Common Law Marriage in Texas

By E. Stephanie Hebert, Fort Bliss Legal Assistance Office  

Your girlfriend of six months moved out of your apartment over Memorial Day weekend, and this morning a constable served you with divorce papers. You immediately ask yourself, “How can my ex-girlfriend possibly think she’s my wife?”

Usually, when a couple decides to get married, they obtain a license, plan a ceremony, and invite their friends to celebrate with them. Or they go to Vegas. Either way, they end up with a certificate of marriage that proves they are legally married. In Texas, however, a couple can bypass the formalities of a ceremonial marriage and still be legally married.

An informal or common law marriage in Texas can occur in one of two ways:

Option 1: Filing a declaration of common law marriage with the county clerk’s office; or

Option 2: Entering into an agreement to be presently married to another person, and after making the agreement, you live together in Texas, and you represent to others that you are married. All three of these elements must coexist at the same time.

Option 1 is evidenced by a piece of paper, so there is less ambiguity regarding the couple’s intent.

To-do list:
A – List the three elements that the article on common law marriage in Texas says must coexist at the same time under Option 2.
B – Copy the passage from the article on common law marriage in Texas that starts at "Usually, when a" and ends at "be legally married.".

(Element box annotations)
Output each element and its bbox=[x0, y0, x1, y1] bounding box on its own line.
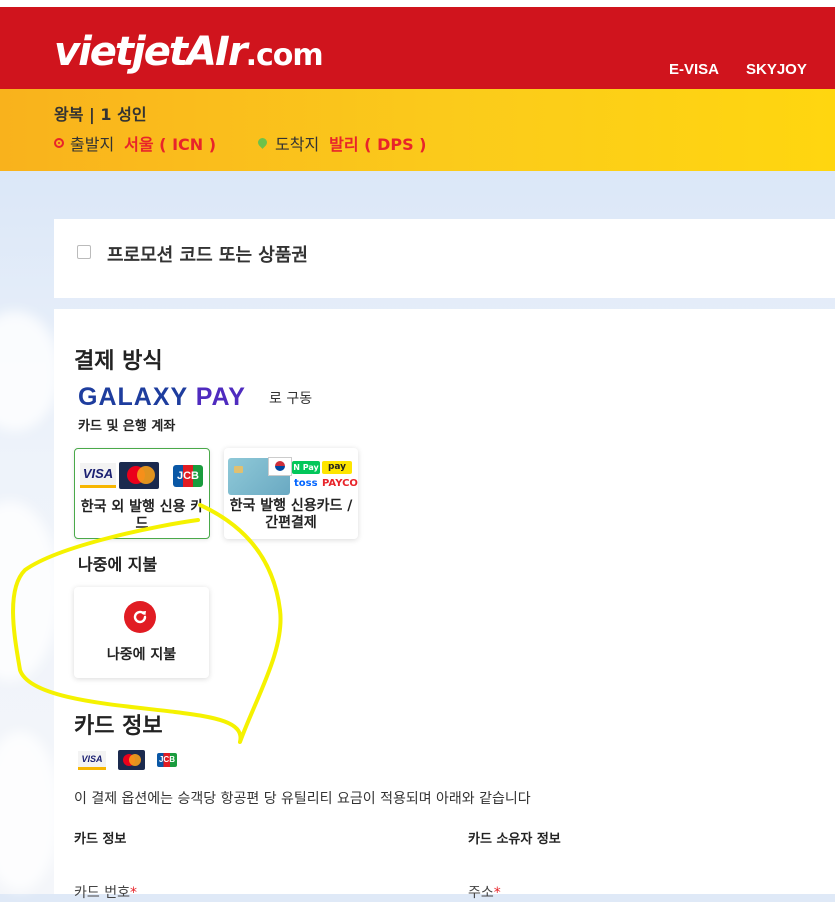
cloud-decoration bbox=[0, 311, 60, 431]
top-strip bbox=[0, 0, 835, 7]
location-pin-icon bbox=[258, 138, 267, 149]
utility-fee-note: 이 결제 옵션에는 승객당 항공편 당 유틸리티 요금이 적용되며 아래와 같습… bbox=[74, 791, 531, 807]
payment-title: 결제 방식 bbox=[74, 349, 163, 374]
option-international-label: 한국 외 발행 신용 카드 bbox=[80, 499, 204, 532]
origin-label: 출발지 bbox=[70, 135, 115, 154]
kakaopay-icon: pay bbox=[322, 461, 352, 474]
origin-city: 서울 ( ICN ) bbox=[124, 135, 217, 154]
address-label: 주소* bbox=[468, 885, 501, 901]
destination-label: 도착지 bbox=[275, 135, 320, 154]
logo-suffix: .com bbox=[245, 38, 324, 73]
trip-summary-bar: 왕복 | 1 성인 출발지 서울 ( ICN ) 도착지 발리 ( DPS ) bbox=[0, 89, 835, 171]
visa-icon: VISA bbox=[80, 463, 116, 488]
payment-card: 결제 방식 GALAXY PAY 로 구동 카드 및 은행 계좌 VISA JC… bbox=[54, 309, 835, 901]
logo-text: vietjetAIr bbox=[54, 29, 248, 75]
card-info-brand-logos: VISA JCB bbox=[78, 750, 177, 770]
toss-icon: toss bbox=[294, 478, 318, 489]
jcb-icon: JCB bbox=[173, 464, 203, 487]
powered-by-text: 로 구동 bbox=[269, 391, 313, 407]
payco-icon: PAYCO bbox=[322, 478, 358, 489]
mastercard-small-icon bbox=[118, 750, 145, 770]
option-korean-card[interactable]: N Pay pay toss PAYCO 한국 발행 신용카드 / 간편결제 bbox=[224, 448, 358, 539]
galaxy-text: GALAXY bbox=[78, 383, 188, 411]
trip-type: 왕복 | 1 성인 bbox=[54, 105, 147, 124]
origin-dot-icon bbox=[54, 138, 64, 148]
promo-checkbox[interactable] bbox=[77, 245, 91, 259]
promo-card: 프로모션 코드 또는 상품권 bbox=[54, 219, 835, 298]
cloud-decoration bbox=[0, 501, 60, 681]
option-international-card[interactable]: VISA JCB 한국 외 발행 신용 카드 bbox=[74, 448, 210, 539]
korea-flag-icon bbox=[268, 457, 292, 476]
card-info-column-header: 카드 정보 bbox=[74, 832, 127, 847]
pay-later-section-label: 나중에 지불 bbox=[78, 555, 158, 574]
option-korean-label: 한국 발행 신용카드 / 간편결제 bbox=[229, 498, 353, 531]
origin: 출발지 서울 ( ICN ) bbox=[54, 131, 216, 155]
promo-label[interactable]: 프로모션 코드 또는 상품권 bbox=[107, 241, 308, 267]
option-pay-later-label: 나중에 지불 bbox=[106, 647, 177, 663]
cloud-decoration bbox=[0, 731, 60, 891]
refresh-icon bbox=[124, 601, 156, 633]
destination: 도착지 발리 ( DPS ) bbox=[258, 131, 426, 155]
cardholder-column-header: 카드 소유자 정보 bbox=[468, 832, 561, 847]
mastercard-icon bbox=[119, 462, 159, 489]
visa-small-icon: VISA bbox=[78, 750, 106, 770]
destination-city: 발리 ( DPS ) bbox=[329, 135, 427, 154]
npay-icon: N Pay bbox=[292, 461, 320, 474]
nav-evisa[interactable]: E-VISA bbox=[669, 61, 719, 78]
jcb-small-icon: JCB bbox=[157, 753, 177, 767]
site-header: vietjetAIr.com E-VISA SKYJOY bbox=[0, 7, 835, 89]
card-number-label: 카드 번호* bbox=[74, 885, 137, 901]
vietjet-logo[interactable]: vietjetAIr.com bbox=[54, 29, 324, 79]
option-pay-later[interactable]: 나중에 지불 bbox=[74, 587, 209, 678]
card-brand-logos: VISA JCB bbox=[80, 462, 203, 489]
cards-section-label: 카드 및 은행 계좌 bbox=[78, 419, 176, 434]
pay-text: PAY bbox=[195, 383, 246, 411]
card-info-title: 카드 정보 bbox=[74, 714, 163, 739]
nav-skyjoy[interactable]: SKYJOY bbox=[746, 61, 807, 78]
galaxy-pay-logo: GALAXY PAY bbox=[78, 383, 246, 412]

Results for each task:
A –
- Entering into an agreement to be presently married to another person
- Living together in Texas after making the agreement
- Representing to others that you are married

B –
Usually, when a couple decides to get married, they obtain a license, plan a ceremony, and invite their friends to celebrate with them. Or they go to Vegas. Either way, they end up with a certificate of marriage that proves they are legally married. In Texas, however, a couple can bypass the formalities of a ceremonial marriage and still be legally married.